> _Dataset items_

------------------------------------------------

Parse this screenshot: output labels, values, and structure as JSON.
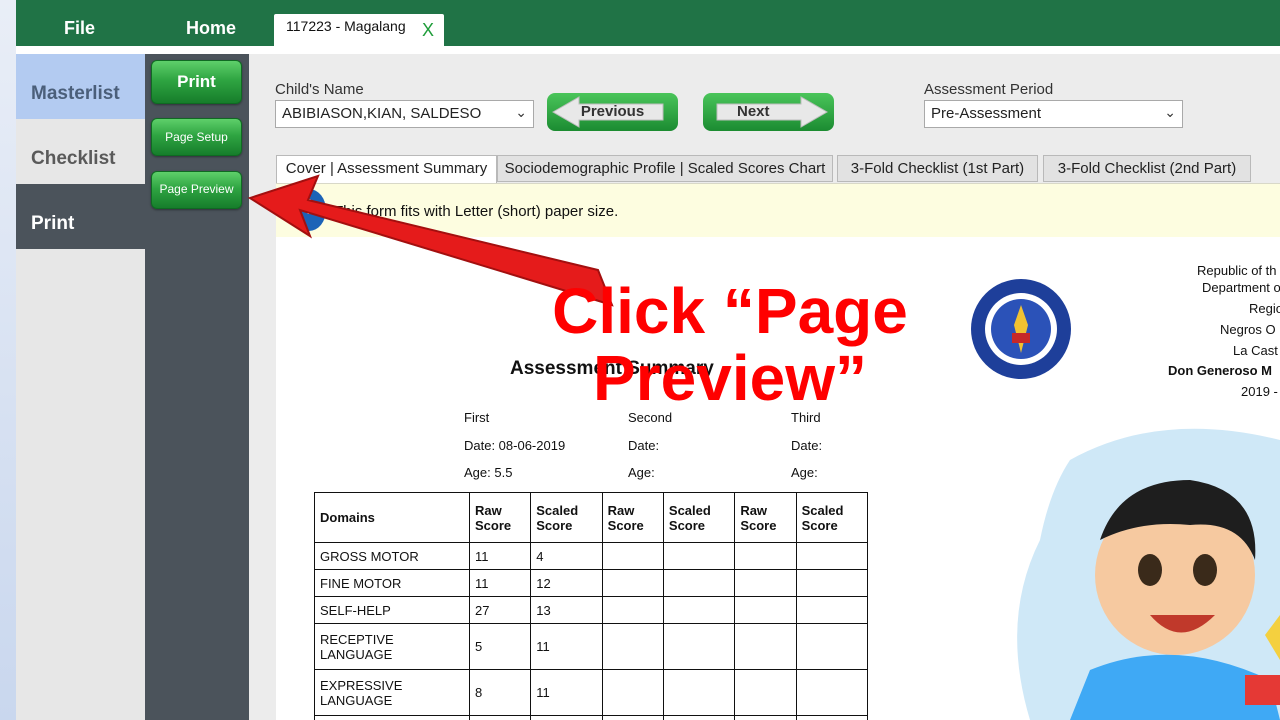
{
  "ribbon": {
    "file_label": "File",
    "home_label": "Home",
    "doc_tab": "117223 -  Magalang",
    "doc_close": "X"
  },
  "nav": {
    "masterlist": "Masterlist",
    "checklist": "Checklist",
    "print": "Print"
  },
  "commands": {
    "print": "Print",
    "page_setup": "Page Setup",
    "page_preview": "Page Preview"
  },
  "child": {
    "label": "Child's Name",
    "value": "ABIBIASON,KIAN, SALDESO"
  },
  "assessment": {
    "label": "Assessment Period",
    "value": "Pre-Assessment"
  },
  "nav_buttons": {
    "previous": "Previous",
    "next": "Next"
  },
  "form_tabs": [
    {
      "label": "Cover | Assessment Summary"
    },
    {
      "label": "Sociodemographic Profile | Scaled Scores Chart"
    },
    {
      "label": "3-Fold Checklist (1st Part)"
    },
    {
      "label": "3-Fold Checklist (2nd Part)"
    }
  ],
  "info": {
    "message": "This form fits with Letter (short) paper size.",
    "icon": "info-icon"
  },
  "document": {
    "header": [
      "Republic of th",
      "Department o",
      "Regio",
      "Negros O",
      "La Cast",
      "Don Generoso M",
      "2019 -"
    ],
    "title": "Assessment Summary",
    "periods": [
      {
        "name": "First",
        "date": "Date: 08-06-2019",
        "age": "Age: 5.5"
      },
      {
        "name": "Second",
        "date": "Date:",
        "age": "Age:"
      },
      {
        "name": "Third",
        "date": "Date:",
        "age": "Age:"
      }
    ],
    "table": {
      "headers": [
        "Domains",
        "Raw Score",
        "Scaled Score",
        "Raw Score",
        "Scaled Score",
        "Raw Score",
        "Scaled Score"
      ],
      "rows": [
        [
          "GROSS MOTOR",
          "11",
          "4",
          "",
          "",
          "",
          ""
        ],
        [
          "FINE MOTOR",
          "11",
          "12",
          "",
          "",
          "",
          ""
        ],
        [
          "SELF-HELP",
          "27",
          "13",
          "",
          "",
          "",
          ""
        ],
        [
          "RECEPTIVE LANGUAGE",
          "5",
          "11",
          "",
          "",
          "",
          ""
        ],
        [
          "EXPRESSIVE LANGUAGE",
          "8",
          "11",
          "",
          "",
          "",
          ""
        ]
      ]
    }
  },
  "annotation": {
    "text": "Click “Page Preview”",
    "color": "#ff0000"
  },
  "colors": {
    "ribbon": "#207346",
    "accent_green": "#2fa542",
    "nav_dark": "#4b535b"
  }
}
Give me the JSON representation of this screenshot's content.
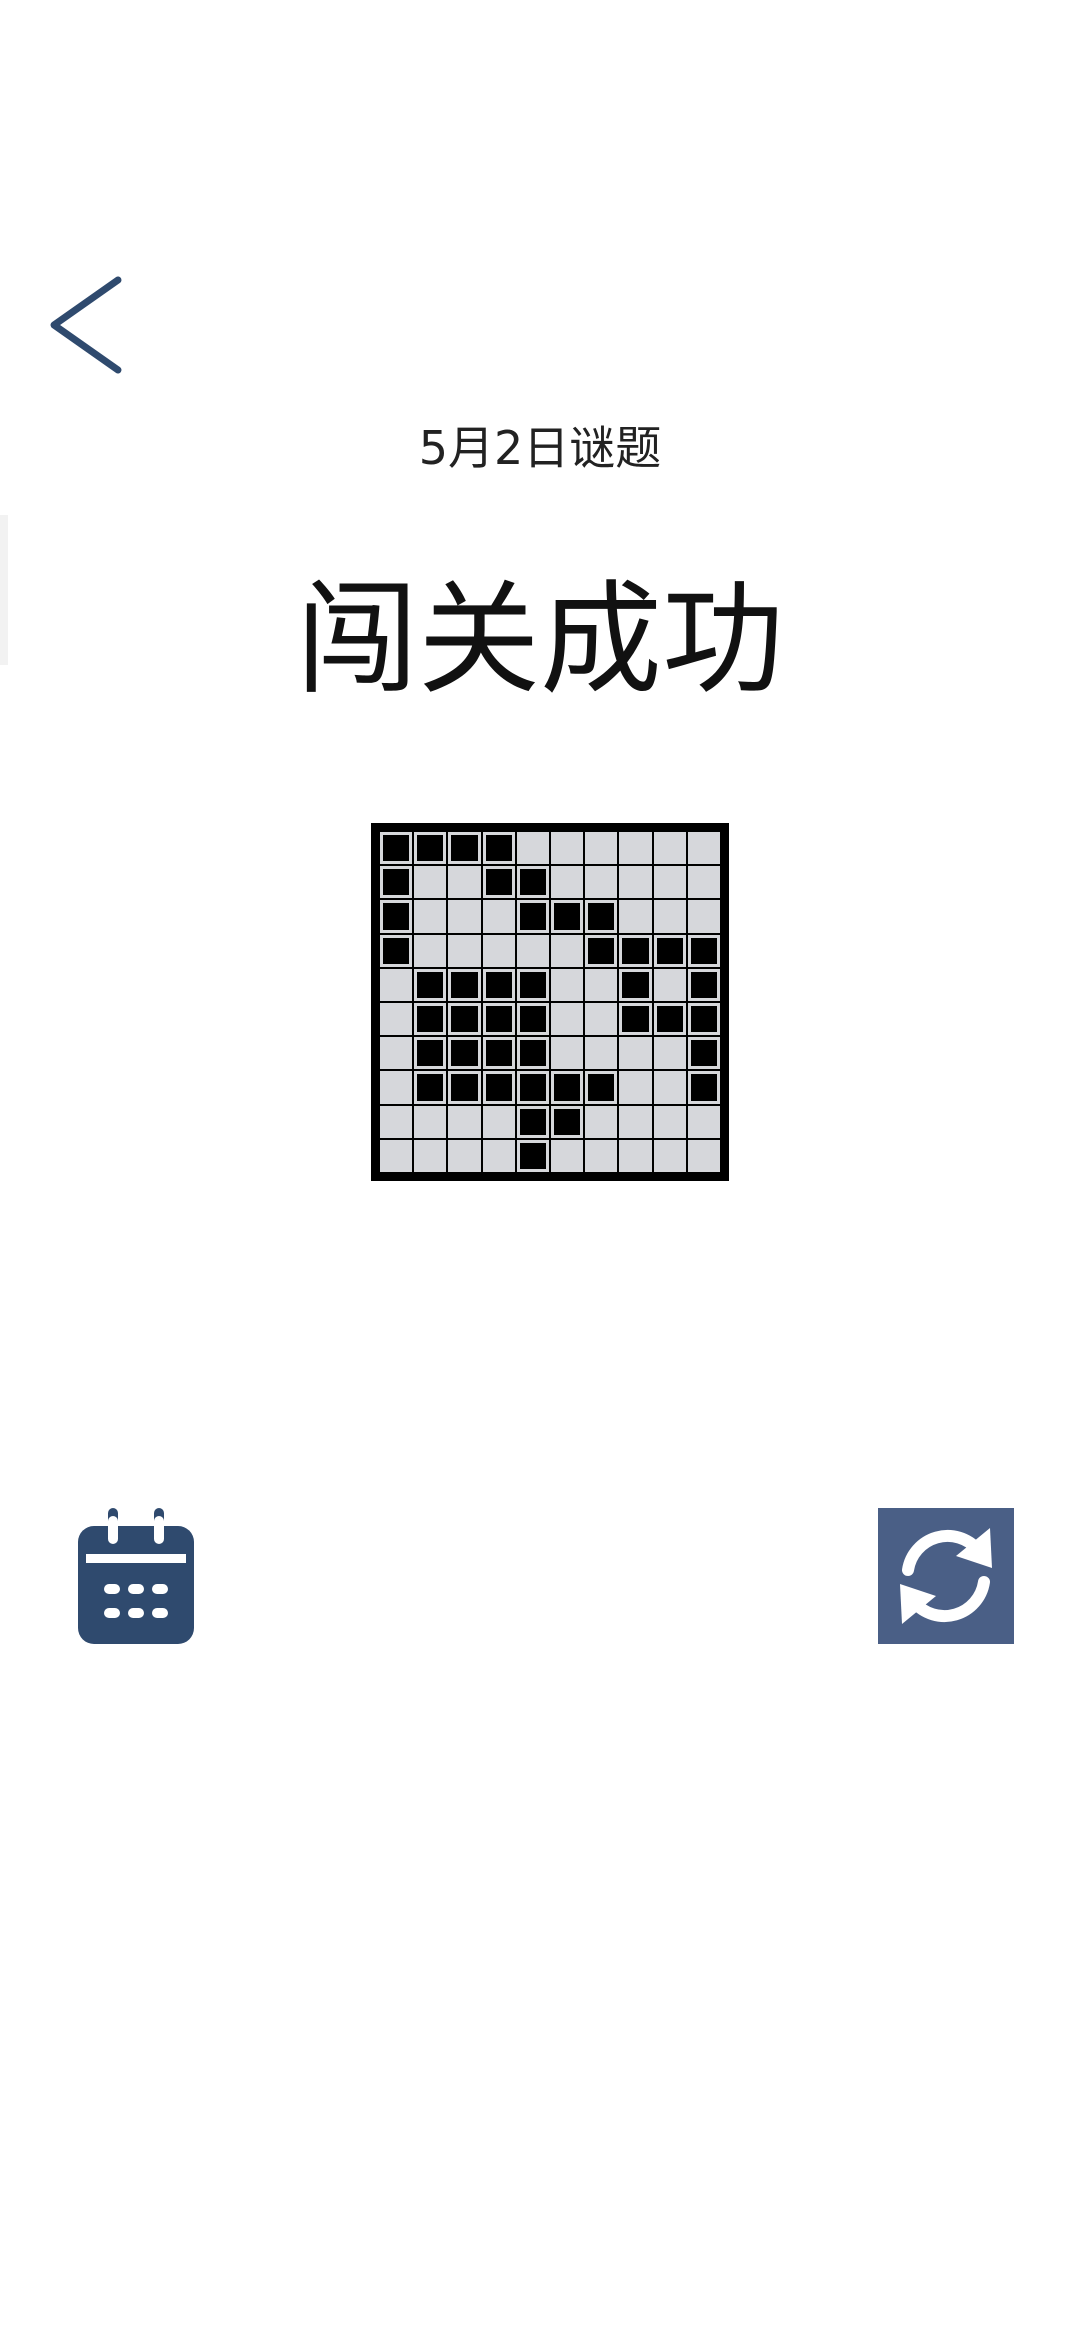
{
  "header": {
    "back_icon": "chevron-left-icon",
    "date_label": "5月2日谜题",
    "title": "闯关成功"
  },
  "puzzle": {
    "rows": 10,
    "cols": 10,
    "grid": [
      [
        1,
        1,
        1,
        1,
        0,
        0,
        0,
        0,
        0,
        0
      ],
      [
        1,
        0,
        0,
        1,
        1,
        0,
        0,
        0,
        0,
        0
      ],
      [
        1,
        0,
        0,
        0,
        1,
        1,
        1,
        0,
        0,
        0
      ],
      [
        1,
        0,
        0,
        0,
        0,
        0,
        1,
        1,
        1,
        1
      ],
      [
        0,
        1,
        1,
        1,
        1,
        0,
        0,
        1,
        0,
        1
      ],
      [
        0,
        1,
        1,
        1,
        1,
        0,
        0,
        1,
        1,
        1
      ],
      [
        0,
        1,
        1,
        1,
        1,
        0,
        0,
        0,
        0,
        1
      ],
      [
        0,
        1,
        1,
        1,
        1,
        1,
        1,
        0,
        0,
        1
      ],
      [
        0,
        0,
        0,
        0,
        1,
        1,
        0,
        0,
        0,
        0
      ],
      [
        0,
        0,
        0,
        0,
        1,
        0,
        0,
        0,
        0,
        0
      ]
    ],
    "filled_color": "#000000",
    "empty_color": "#d6d7db"
  },
  "actions": {
    "calendar_icon": "calendar-icon",
    "refresh_icon": "refresh-icon"
  },
  "colors": {
    "accent": "#2f4a6e",
    "refresh_bg": "#4a5f86"
  }
}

------------------------------------------------

> _Aim of the exercise_
In the records above, find the lines containing "Checklist" and copy them.

> _Exercise result_
    "checklist": "Checklist",
      "label": "3-Fold Checklist (1st Part)"
      "label": "3-Fold Checklist (2nd Part)"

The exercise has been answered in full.